RECORDS SUPPLIED >>

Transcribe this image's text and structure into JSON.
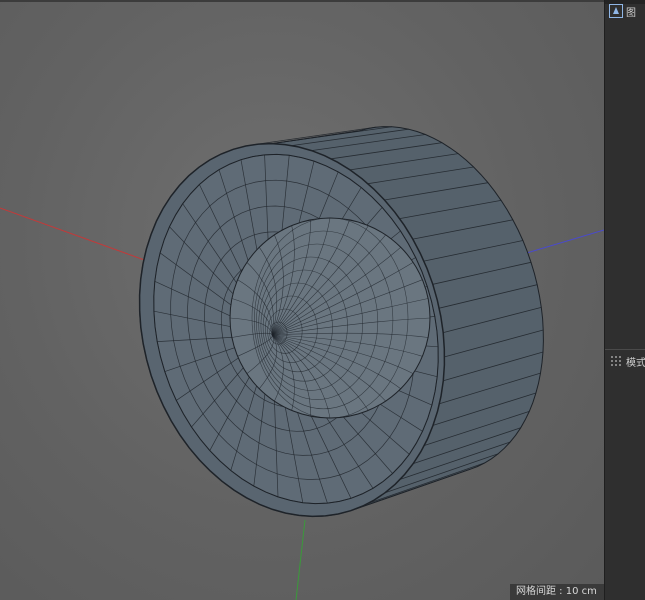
{
  "viewport": {
    "grid_spacing_label": "网格间距 : 10 cm",
    "colors": {
      "background": "#636363",
      "mesh_fill": "#5a6670",
      "mesh_wire": "#1e2329",
      "axis_x": "#c23a3a",
      "axis_y": "#3a9a3a",
      "axis_z": "#4a4acc"
    }
  },
  "right_panel": {
    "top_tab": {
      "label": "图",
      "icon": "object-manager-icon"
    },
    "mid_tab": {
      "label": "模式",
      "icon": "grip-dots-icon"
    }
  }
}
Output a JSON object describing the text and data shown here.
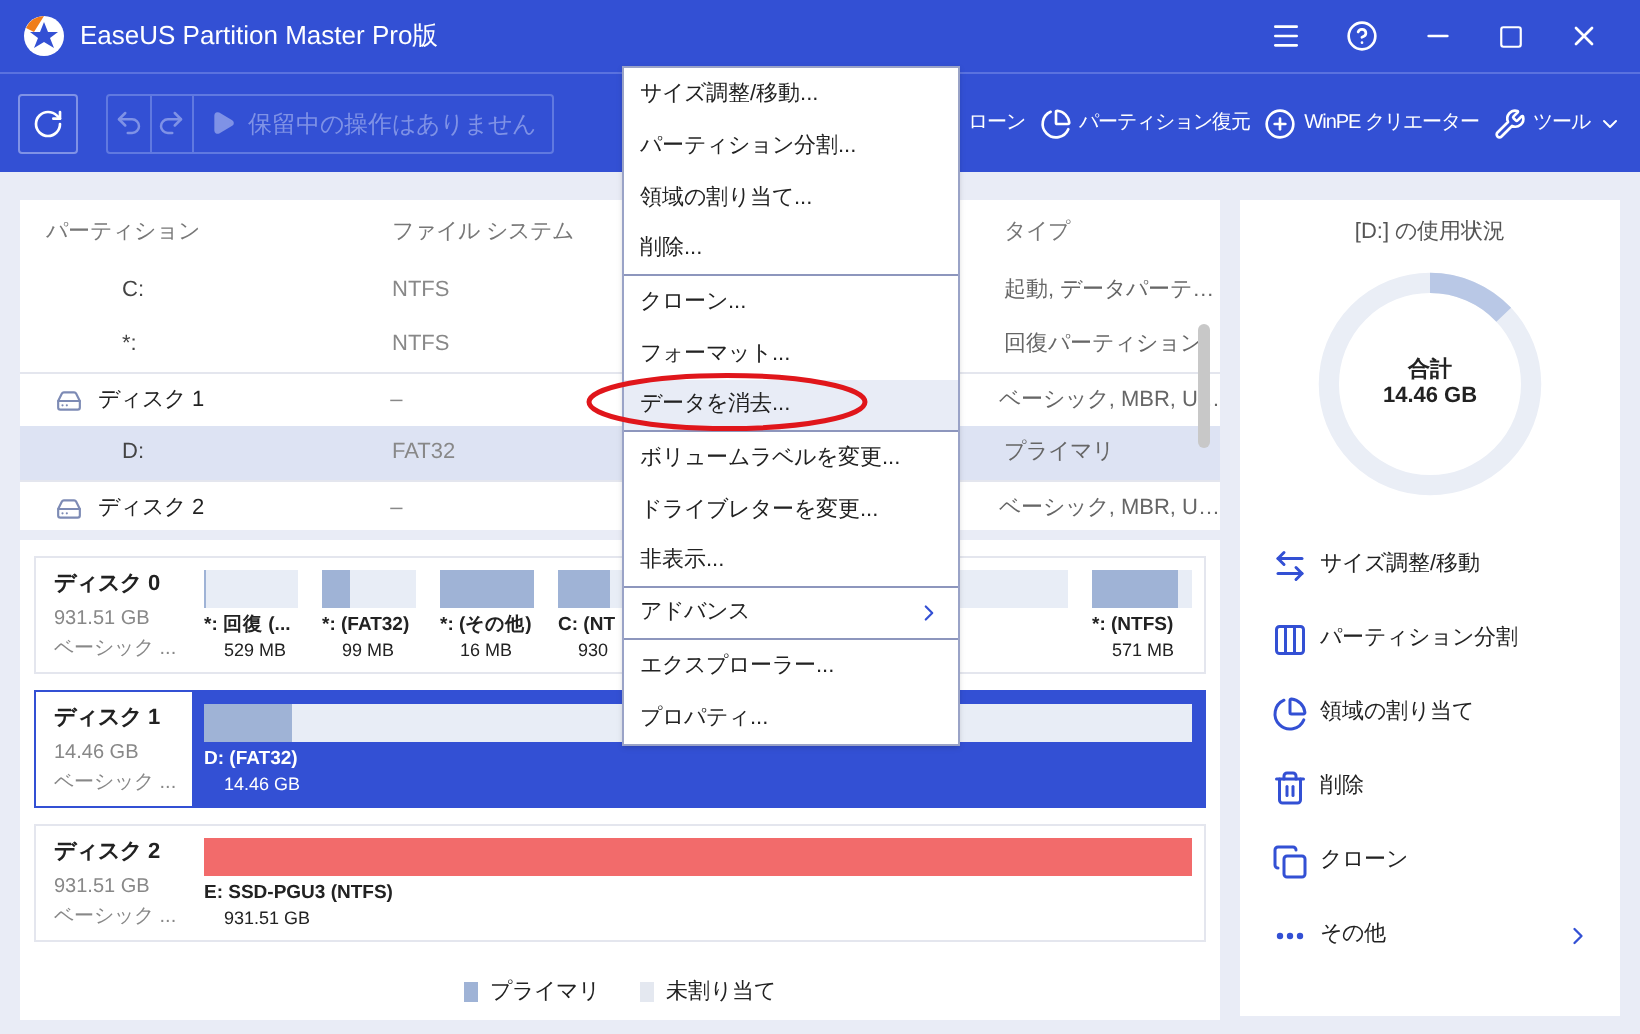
{
  "title_bar": {
    "title": "EaseUS Partition Master Pro版"
  },
  "toolbar": {
    "pending": "保留中の操作はありません",
    "buttons": [
      {
        "label": "ローン",
        "kind": "text"
      },
      {
        "label": "パーティション復元",
        "kind": "restore"
      },
      {
        "label": "WinPE クリエーター",
        "kind": "winpe"
      },
      {
        "label": "ツール",
        "kind": "tools"
      }
    ]
  },
  "partition_table": {
    "columns": [
      "パーティション",
      "ファイル システム",
      "タイプ"
    ],
    "rows": [
      {
        "kind": "partition",
        "partition": "C:",
        "file_system": "NTFS",
        "type": "起動, データパーテ…",
        "selected": false
      },
      {
        "kind": "partition",
        "partition": "*:",
        "file_system": "NTFS",
        "type": "回復パーティション",
        "selected": false
      },
      {
        "kind": "disk",
        "partition": "ディスク 1",
        "file_system": "–",
        "type": "ベーシック, MBR, U…",
        "selected": false
      },
      {
        "kind": "partition",
        "partition": "D:",
        "file_system": "FAT32",
        "type": "プライマリ",
        "selected": true
      },
      {
        "kind": "disk",
        "partition": "ディスク 2",
        "file_system": "–",
        "type": "ベーシック, MBR, U…",
        "selected": false
      }
    ]
  },
  "disk_map": {
    "disks": [
      {
        "name": "ディスク 0",
        "size": "931.51 GB",
        "style": "ベーシック ...",
        "selected": false,
        "partitions": [
          {
            "label": "*: 回復 (...",
            "size": "529 MB",
            "level": 0.02,
            "color": "#9fb3d6"
          },
          {
            "label": "*: (FAT32)",
            "size": "99 MB",
            "level": 0.3,
            "color": "#9fb3d6"
          },
          {
            "label": "*: (その他)",
            "size": "16 MB",
            "level": 1,
            "color": "#9fb3d6"
          },
          {
            "label": "C: (NT",
            "size": "930",
            "level": 0.1,
            "color": "#9fb3d6"
          },
          {
            "label": "*: (NTFS)",
            "size": "571 MB",
            "level": 0.85,
            "color": "#9fb3d6"
          }
        ]
      },
      {
        "name": "ディスク 1",
        "size": "14.46 GB",
        "style": "ベーシック ...",
        "selected": true,
        "partitions": [
          {
            "label": "D: (FAT32)",
            "size": "14.46 GB",
            "level": 0.09,
            "color": "#9fb3d6"
          }
        ]
      },
      {
        "name": "ディスク 2",
        "size": "931.51 GB",
        "style": "ベーシック ...",
        "selected": false,
        "partitions": [
          {
            "label": "E: SSD-PGU3 (NTFS)",
            "size": "931.51 GB",
            "level": 1,
            "color": "#f26b6b"
          }
        ]
      }
    ],
    "legend": [
      {
        "label": "プライマリ",
        "color": "#9fb3d6"
      },
      {
        "label": "未割り当て",
        "color": "#e4e8f0"
      }
    ]
  },
  "usage": {
    "title": "[D:] の使用状況",
    "total_label": "合計",
    "total": "14.46 GB",
    "level": 0.13,
    "actions": [
      {
        "label": "サイズ調整/移動",
        "kind": "resize",
        "has_submenu": false
      },
      {
        "label": "パーティション分割",
        "kind": "split",
        "has_submenu": false
      },
      {
        "label": "領域の割り当て",
        "kind": "allocate",
        "has_submenu": false
      },
      {
        "label": "削除",
        "kind": "delete",
        "has_submenu": false
      },
      {
        "label": "クローン",
        "kind": "clone",
        "has_submenu": false
      },
      {
        "label": "その他",
        "kind": "more",
        "has_submenu": true
      }
    ]
  },
  "context_menu": {
    "items": [
      {
        "label": "サイズ調整/移動...",
        "highlighted": false,
        "divider_after": false,
        "has_submenu": false,
        "circled": false
      },
      {
        "label": "パーティション分割...",
        "highlighted": false,
        "divider_after": false,
        "has_submenu": false,
        "circled": false
      },
      {
        "label": "領域の割り当て...",
        "highlighted": false,
        "divider_after": false,
        "has_submenu": false,
        "circled": false
      },
      {
        "label": "削除...",
        "highlighted": false,
        "divider_after": true,
        "has_submenu": false,
        "circled": false
      },
      {
        "label": "クローン...",
        "highlighted": false,
        "divider_after": false,
        "has_submenu": false,
        "circled": false
      },
      {
        "label": "フォーマット...",
        "highlighted": false,
        "divider_after": false,
        "has_submenu": false,
        "circled": false
      },
      {
        "label": "データを消去...",
        "highlighted": true,
        "divider_after": true,
        "has_submenu": false,
        "circled": true
      },
      {
        "label": "ボリュームラベルを変更...",
        "highlighted": false,
        "divider_after": false,
        "has_submenu": false,
        "circled": false
      },
      {
        "label": "ドライブレターを変更...",
        "highlighted": false,
        "divider_after": false,
        "has_submenu": false,
        "circled": false
      },
      {
        "label": "非表示...",
        "highlighted": false,
        "divider_after": true,
        "has_submenu": false,
        "circled": false
      },
      {
        "label": "アドバンス",
        "highlighted": false,
        "divider_after": true,
        "has_submenu": true,
        "circled": false
      },
      {
        "label": "エクスプローラー...",
        "highlighted": false,
        "divider_after": false,
        "has_submenu": false,
        "circled": false
      },
      {
        "label": "プロパティ...",
        "highlighted": false,
        "divider_after": false,
        "has_submenu": false,
        "circled": false
      }
    ]
  }
}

EXERCISE >> Select all lines in the listing above where the word "ディスク" appears, and show them.

OUTPUT FOR THIS TASK >>
        "partition": "ディスク 1",
        "partition": "ディスク 2",
        "name": "ディスク 0",
        "name": "ディスク 1",
        "name": "ディスク 2",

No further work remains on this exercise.